*SET PROBLEM*
Every entry that follows should be repeated exactly; drop the images.

--- Begin THE RECORDS ---

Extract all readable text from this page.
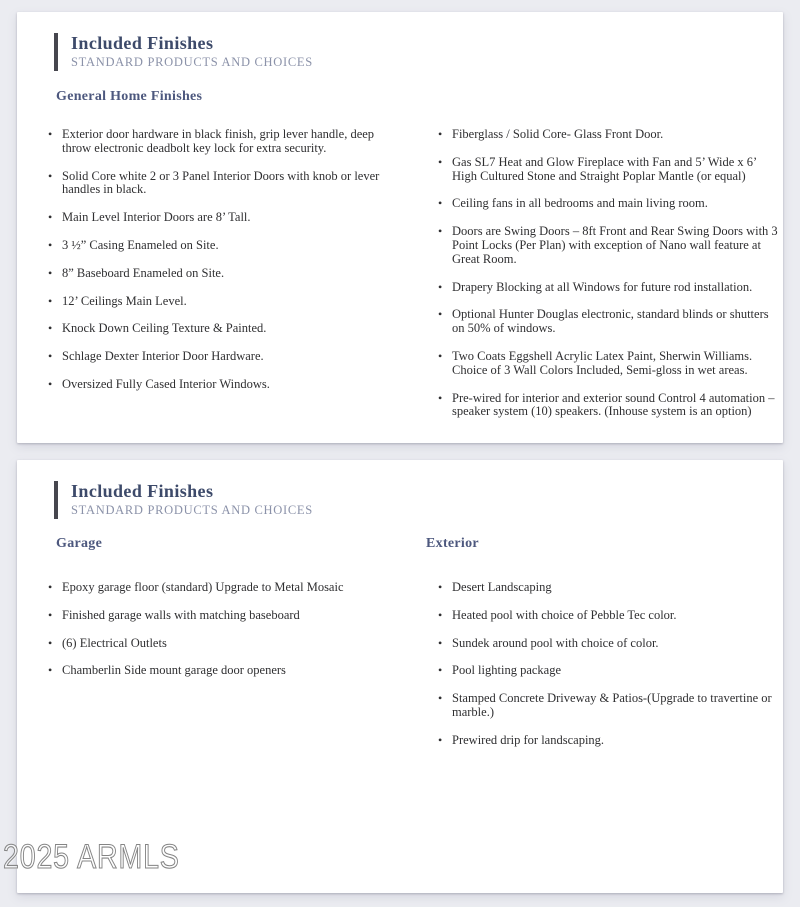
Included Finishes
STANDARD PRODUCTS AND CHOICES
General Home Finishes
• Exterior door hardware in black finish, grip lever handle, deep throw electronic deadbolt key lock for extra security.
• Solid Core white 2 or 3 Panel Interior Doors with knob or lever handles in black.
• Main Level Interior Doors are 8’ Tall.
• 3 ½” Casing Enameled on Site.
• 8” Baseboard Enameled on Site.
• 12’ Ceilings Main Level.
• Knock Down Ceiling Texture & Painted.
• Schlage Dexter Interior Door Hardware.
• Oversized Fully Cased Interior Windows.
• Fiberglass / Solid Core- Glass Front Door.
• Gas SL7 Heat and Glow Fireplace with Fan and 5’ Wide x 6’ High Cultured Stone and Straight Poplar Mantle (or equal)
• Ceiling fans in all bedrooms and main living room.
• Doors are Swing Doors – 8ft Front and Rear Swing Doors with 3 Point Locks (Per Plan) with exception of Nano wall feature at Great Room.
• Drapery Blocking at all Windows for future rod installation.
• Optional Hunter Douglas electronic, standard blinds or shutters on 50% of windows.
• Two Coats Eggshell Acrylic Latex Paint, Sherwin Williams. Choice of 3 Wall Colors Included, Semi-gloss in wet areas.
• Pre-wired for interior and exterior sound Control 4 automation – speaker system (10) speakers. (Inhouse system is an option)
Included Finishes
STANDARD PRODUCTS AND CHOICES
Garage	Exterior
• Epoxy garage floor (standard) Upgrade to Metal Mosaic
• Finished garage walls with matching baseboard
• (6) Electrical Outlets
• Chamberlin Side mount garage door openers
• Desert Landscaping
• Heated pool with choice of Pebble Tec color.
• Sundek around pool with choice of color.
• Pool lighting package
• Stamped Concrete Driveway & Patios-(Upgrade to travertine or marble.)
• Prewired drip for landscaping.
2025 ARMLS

--- End THE RECORDS ---

*TASK OUTPUT*
Extract all readable text from this page.
Included Finishes
STANDARD PRODUCTS AND CHOICES
General Home Finishes
• Exterior door hardware in black finish, grip lever handle, deep throw electronic deadbolt key lock for extra security.
• Solid Core white 2 or 3 Panel Interior Doors with knob or lever handles in black.
• Main Level Interior Doors are 8’ Tall.
• 3 ½” Casing Enameled on Site.
• 8” Baseboard Enameled on Site.
• 12’ Ceilings Main Level.
• Knock Down Ceiling Texture & Painted.
• Schlage Dexter Interior Door Hardware.
• Oversized Fully Cased Interior Windows.
• Fiberglass / Solid Core- Glass Front Door.
• Gas SL7 Heat and Glow Fireplace with Fan and 5’ Wide x 6’ High Cultured Stone and Straight Poplar Mantle (or equal)
• Ceiling fans in all bedrooms and main living room.
• Doors are Swing Doors – 8ft Front and Rear Swing Doors with 3 Point Locks (Per Plan) with exception of Nano wall feature at Great Room.
• Drapery Blocking at all Windows for future rod installation.
• Optional Hunter Douglas electronic, standard blinds or shutters on 50% of windows.
• Two Coats Eggshell Acrylic Latex Paint, Sherwin Williams. Choice of 3 Wall Colors Included, Semi-gloss in wet areas.
• Pre-wired for interior and exterior sound Control 4 automation – speaker system (10) speakers. (Inhouse system is an option)
Included Finishes
STANDARD PRODUCTS AND CHOICES
Garage	Exterior
• Epoxy garage floor (standard) Upgrade to Metal Mosaic
• Finished garage walls with matching baseboard
• (6) Electrical Outlets
• Chamberlin Side mount garage door openers
• Desert Landscaping
• Heated pool with choice of Pebble Tec color.
• Sundek around pool with choice of color.
• Pool lighting package
• Stamped Concrete Driveway & Patios-(Upgrade to travertine or marble.)
• Prewired drip for landscaping.
2025 ARMLS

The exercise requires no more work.